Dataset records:
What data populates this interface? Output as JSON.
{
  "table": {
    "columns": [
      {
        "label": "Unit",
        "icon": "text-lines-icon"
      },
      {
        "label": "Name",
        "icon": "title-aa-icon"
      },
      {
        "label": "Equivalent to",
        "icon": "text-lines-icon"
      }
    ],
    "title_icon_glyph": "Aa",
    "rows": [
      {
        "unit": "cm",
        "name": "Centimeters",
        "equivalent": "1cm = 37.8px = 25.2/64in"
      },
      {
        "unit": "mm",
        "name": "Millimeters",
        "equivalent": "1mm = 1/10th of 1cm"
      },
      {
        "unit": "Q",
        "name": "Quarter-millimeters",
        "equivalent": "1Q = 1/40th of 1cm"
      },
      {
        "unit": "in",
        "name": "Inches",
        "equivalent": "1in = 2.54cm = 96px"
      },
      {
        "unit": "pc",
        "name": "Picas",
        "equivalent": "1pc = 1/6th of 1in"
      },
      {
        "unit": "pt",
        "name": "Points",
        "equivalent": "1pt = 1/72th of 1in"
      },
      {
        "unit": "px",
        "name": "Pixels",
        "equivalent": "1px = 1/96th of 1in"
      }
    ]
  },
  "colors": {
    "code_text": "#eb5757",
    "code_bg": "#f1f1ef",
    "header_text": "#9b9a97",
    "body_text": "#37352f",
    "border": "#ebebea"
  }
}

Task:
Repeat the entries exactly, all of them.

The reply:
What data populates this interface? Output as JSON.
{
  "table": {
    "columns": [
      {
        "label": "Unit",
        "icon": "text-lines-icon"
      },
      {
        "label": "Name",
        "icon": "title-aa-icon"
      },
      {
        "label": "Equivalent to",
        "icon": "text-lines-icon"
      }
    ],
    "title_icon_glyph": "Aa",
    "rows": [
      {
        "unit": "cm",
        "name": "Centimeters",
        "equivalent": "1cm = 37.8px = 25.2/64in"
      },
      {
        "unit": "mm",
        "name": "Millimeters",
        "equivalent": "1mm = 1/10th of 1cm"
      },
      {
        "unit": "Q",
        "name": "Quarter-millimeters",
        "equivalent": "1Q = 1/40th of 1cm"
      },
      {
        "unit": "in",
        "name": "Inches",
        "equivalent": "1in = 2.54cm = 96px"
      },
      {
        "unit": "pc",
        "name": "Picas",
        "equivalent": "1pc = 1/6th of 1in"
      },
      {
        "unit": "pt",
        "name": "Points",
        "equivalent": "1pt = 1/72th of 1in"
      },
      {
        "unit": "px",
        "name": "Pixels",
        "equivalent": "1px = 1/96th of 1in"
      }
    ]
  },
  "colors": {
    "code_text": "#eb5757",
    "code_bg": "#f1f1ef",
    "header_text": "#9b9a97",
    "body_text": "#37352f",
    "border": "#ebebea"
  }
}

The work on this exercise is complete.